Listing:
================

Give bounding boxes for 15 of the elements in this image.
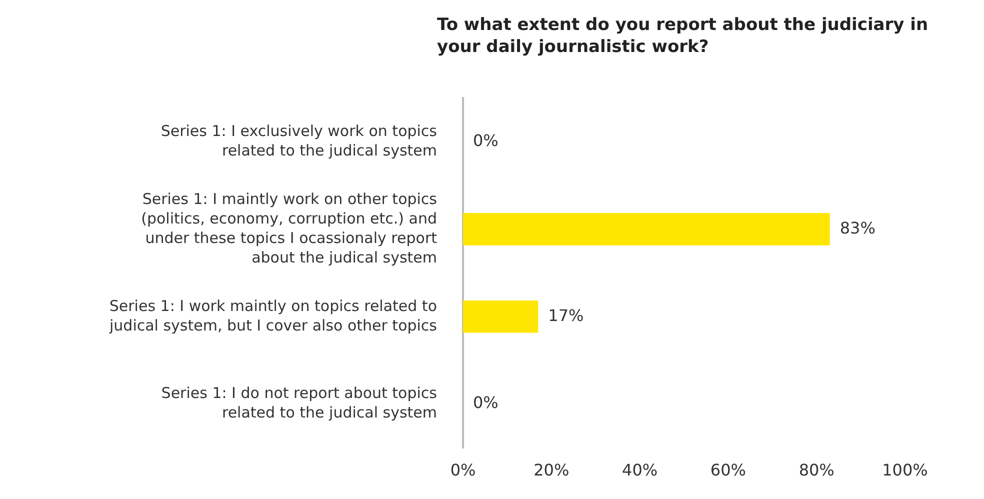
data-label: 83%	[840, 218, 876, 238]
y-tick-label: Series 1: I exclusively work on topics related to the judical system	[160, 122, 438, 160]
y-tick-label: Series 1: I do not report about topics related to the judical system	[161, 384, 438, 422]
y-tick-label: Series 1: I maintly work on other topics (politics, economy, corruption etc.) and under these topics I ocassionaly report about the judical system	[141, 190, 438, 266]
x-tick-label: 60%	[710, 460, 746, 480]
data-label: 0%	[473, 130, 498, 150]
data-label: 17%	[548, 306, 584, 325]
x-tick-label: 0%	[450, 460, 476, 480]
x-tick-label: 20%	[534, 460, 570, 480]
x-tick-label: 100%	[882, 460, 928, 480]
x-tick-label: 80%	[798, 460, 834, 480]
data-label: 0%	[473, 393, 498, 412]
x-tick-label: 40%	[622, 460, 658, 480]
chart-title: To what extent do you report about the judiciary in your daily journalistic work?	[437, 14, 930, 58]
y-tick-label: Series 1: I work maintly on topics related to judical system, but I cover also other topics	[108, 296, 438, 334]
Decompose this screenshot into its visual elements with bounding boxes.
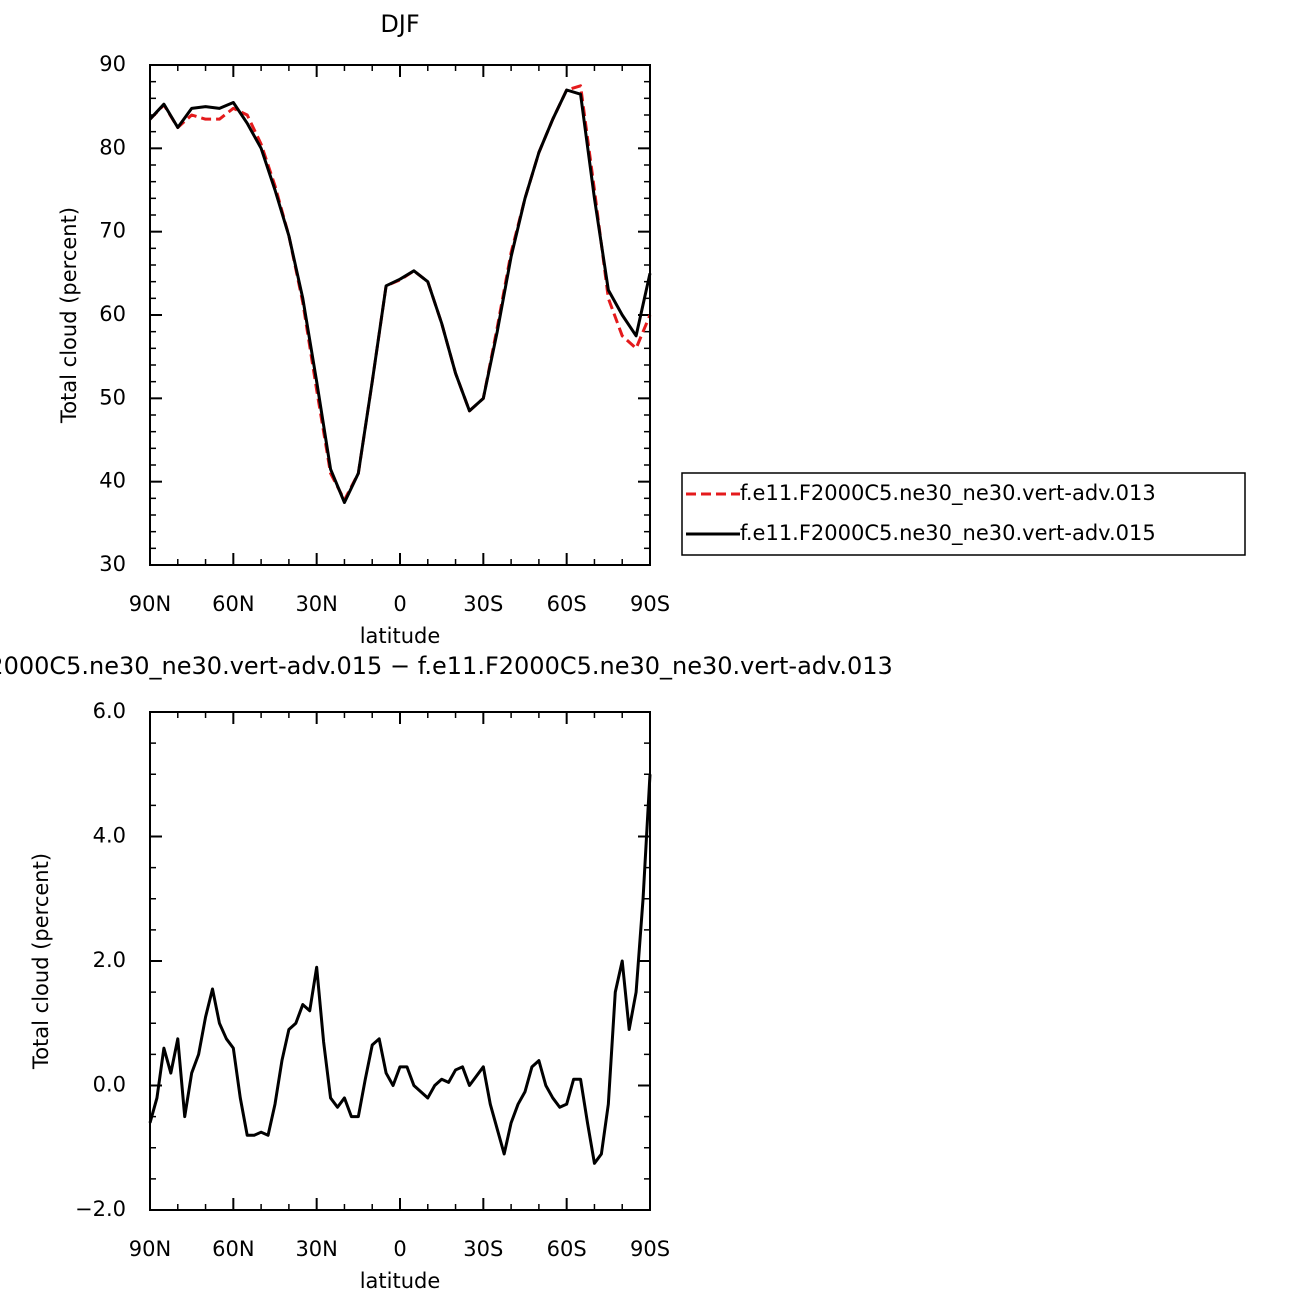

================

Goal of the exercise: Render the material above as a numbered list, one line per item, with blank lines and pictures left out.

Task output:
1. Give bounding boxes for 15 of the elements in this image.
2. data-label: 83%	[840, 218, 876, 238]
3. y-tick-label: Series 1: I exclusively work on topics related to the judical system	[160, 122, 438, 160]
4. y-tick-label: Series 1: I do not report about topics related to the judical system	[161, 384, 438, 422]
5. y-tick-label: Series 1: I maintly work on other topics (politics, economy, corruption etc.) and under these topics I ocassionaly report about the judical system	[141, 190, 438, 266]
6. x-tick-label: 60%	[710, 460, 746, 480]
7. data-label: 0%	[473, 130, 498, 150]
8. data-label: 17%	[548, 306, 584, 325]
9. x-tick-label: 0%	[450, 460, 476, 480]
10. x-tick-label: 20%	[534, 460, 570, 480]
11. x-tick-label: 100%	[882, 460, 928, 480]
12. x-tick-label: 80%	[798, 460, 834, 480]
13. data-label: 0%	[473, 393, 498, 412]
14. x-tick-label: 40%	[622, 460, 658, 480]
15. chart-title: To what extent do you report about the judiciary in your daily journalistic work?	[437, 14, 930, 58]
16. y-tick-label: Series 1: I work maintly on topics related to judical system, but I cover also other topics	[108, 296, 438, 334]
17. Decompose this screenshot into its visual elements with bounding boxes.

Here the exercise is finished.